Report how many lines contain "ΔABC"; state the number and nothing else.

Data entries
## START
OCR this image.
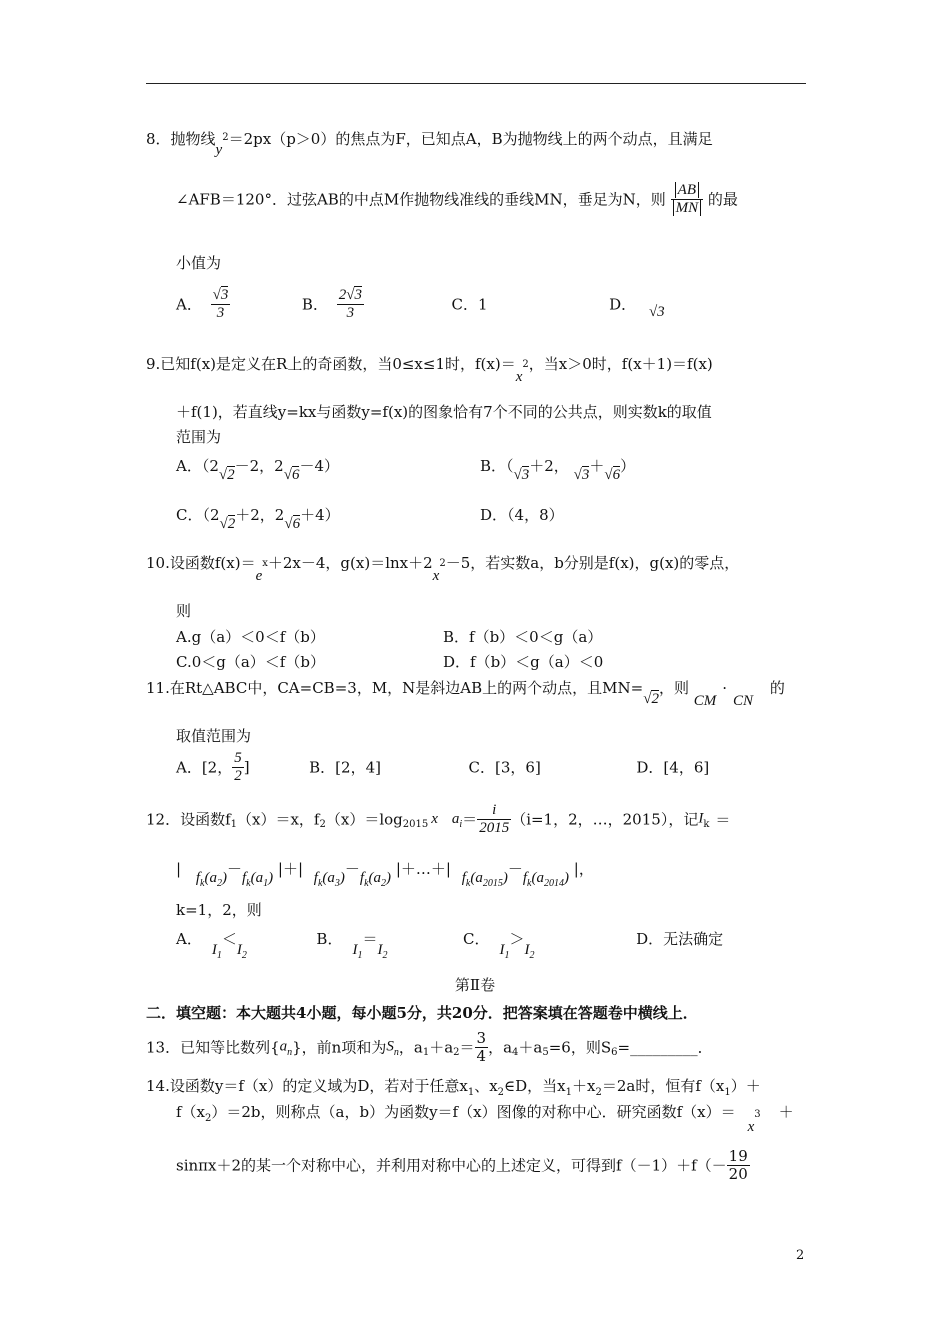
8．抛物线$y^2=2px(p>0)$的焦点为F，已知点A，B为抛物线上的两个动点，且满足
∠AFB＝120°．过弦AB的中点M作抛物线准线的垂线MN，垂足为N，则 $\frac{AB}{MN}$ 的最
小值为
A． $\frac{√3}{3}$	B． $\frac{2√3}{3}$	C．1	D． √3
9.已知f(x)是定义在R上的奇函数，当0≤x≤1时，$f(x)=x^2$，当x＞0时，f(x＋1)＝f(x)
＋f(1)，若直线y=kx与函数y=f(x)的图象恰有7个不同的公共点，则实数k的取值
范围为
A．（2√2－2，2√6－4）	B．（√3＋2， √3＋√6）
C．（2√2＋2，2√6＋4）	D．（4，8）
10.设函数$f(x)=e^x+2x-4$，$g(x)=\ln x+2x^2-5$，若实数a，b分别是f(x)，g(x)的零点，
则
A.g（a）＜0＜f（b）	B．f（b）＜0＜g（a）
C.0＜g（a）＜f（b）	D．f（b）＜g（a）＜0
11.在Rt△ABC中，CA=CB=3，M，N是斜边AB上的两个动点，且MN=√2，则 CM·CN 的
取值范围为
A．[2， $\frac{5}{2}$ ]	B．[2，4]	C．[3，6]	D．[4，6]
12．设函数$f_1(x)=x$，$f_2(x)=\log_{2015}$ x $a_i= \frac{i}{2015} (i=1$，2，…，2015），记$I_k$ ＝
| $f_k(a_2)-f_k(a_1)$ |＋| $f_k(a_3)-f_k(a_2)$ |＋…＋| $f_k(a_{2015})-f_k(a_{2014})$ |，
k=1，2，则
A．$I_1<I_2$  B．$I_1=I_2$  C．$I_1>I_2$  D．无法确定
第Ⅱ卷
二．填空题：本大题共4小题，每小题5分，共20分．把答案填在答题卷中横线上．
13．已知等比数列$\{a_n\}$，前n项和为$S_n$，$a_1+a_2= \frac{3}{4}$ ，$a_4+a_5=6$，则$S_6=\_\_\_\_\_\_\_\_\_$．
14.设函数y＝f（x）的定义域为D，若对于任意$x_1$、$x_2\in D$，当$x_1+x_2=2a$时，恒有$f(x_1)+$
$f(x_2)=2b$，则称点（a，b）为函数y＝f（x）图像的对称中心．研究函数$f(x)=x^3$ ＋
sinπx＋2的某一个对称中心，并利用对称中心的上述定义，可得到$f(-1)+f(- \frac{19}{20}$
2
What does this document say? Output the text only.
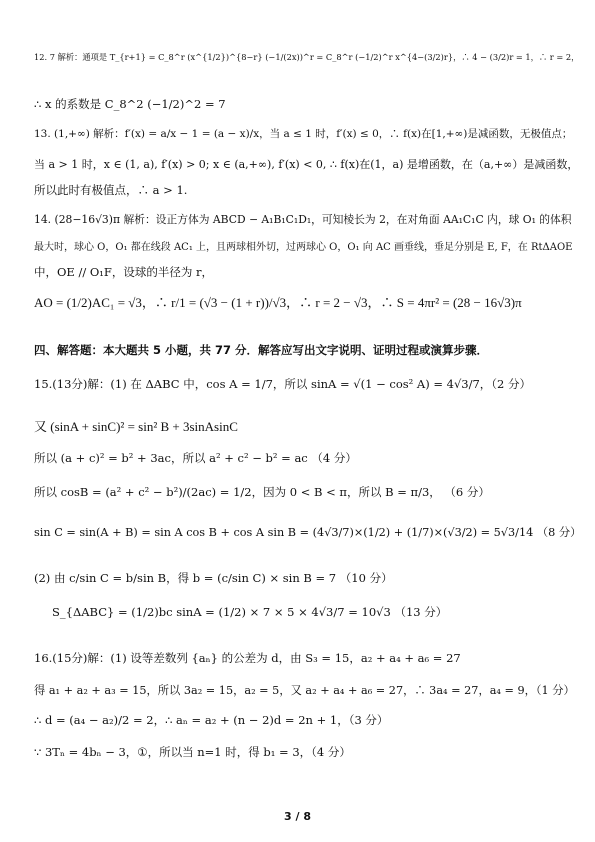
12. 7 解析：通项是 T_{r+1} = C_8^r (x^{1/2})^{8−r} (−1/(2x))^r = C_8^r (−1/2)^r x^{4−(3/2)r}，∴ 4 − (3/2)r = 1，∴ r = 2，
∴ x 的系数是 C_8^2 (−1/2)^2 = 7
13. (1,+∞) 解析：f′(x) = a/x − 1 = (a − x)/x，当 a ≤ 1 时，f′(x) ≤ 0，∴ f(x)在[1,+∞)是减函数，无极值点；
当 a > 1 时，x ∈ (1, a), f′(x) > 0; x ∈ (a,+∞), f′(x) < 0, ∴ f(x)在(1，a) 是增函数，在（a,+∞）是减函数，
所以此时有极值点，∴ a > 1.
14. (28−16√3)π 解析：设正方体为 ABCD − A₁B₁C₁D₁，可知棱长为 2，在对角面 AA₁C₁C 内，球 O₁ 的体积
最大时，球心 O，O₁ 都在线段 AC₁ 上，且两球相外切，过两球心 O，O₁ 向 AC 画垂线，垂足分别是 E, F，在 RtΔAOE
中，OE // O₁F，设球的半径为 r，
AO = (1/2)AC₁ = √3，∴ r/1 = (√3 − (1 + r))/√3，∴ r = 2 − √3，∴ S = 4πr² = (28 − 16√3)π
四、解答题：本大题共 5 小题，共 77 分．解答应写出文字说明、证明过程或演算步骤．
15.(13分)解：(1) 在 ΔABC 中，cos A = 1/7，所以 sinA = √(1 − cos² A) = 4√3/7，（2 分）
又 (sinA + sinC)² = sin² B + 3sinAsinC
所以 (a + c)² = b² + 3ac，所以 a² + c² − b² = ac （4 分）
所以 cosB = (a² + c² − b²)/(2ac) = 1/2，因为 0 < B < π，所以 B = π/3， （6 分）
sin C = sin(A + B) = sin A cos B + cos A sin B = (4√3/7)×(1/2) + (1/7)×(√3/2) = 5√3/14 （8 分）
(2) 由 c/sin C = b/sin B，得 b = (c/sin C) × sin B = 7 （10 分）
S_{ΔABC} = (1/2)bc sinA = (1/2) × 7 × 5 × 4√3/7 = 10√3 （13 分）
16.(15分)解：(1) 设等差数列 {aₙ} 的公差为 d，由 S₃ = 15，a₂ + a₄ + a₆ = 27
得 a₁ + a₂ + a₃ = 15，所以 3a₂ = 15，a₂ = 5，又 a₂ + a₄ + a₆ = 27，∴ 3a₄ = 27，a₄ = 9，（1 分）
∴ d = (a₄ − a₂)/2 = 2，∴ aₙ = a₂ + (n − 2)d = 2n + 1，（3 分）
∵ 3Tₙ = 4bₙ − 3，①，所以当 n=1 时，得 b₁ = 3，（4 分）
3 / 8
## END
OUTPUT BELOW
2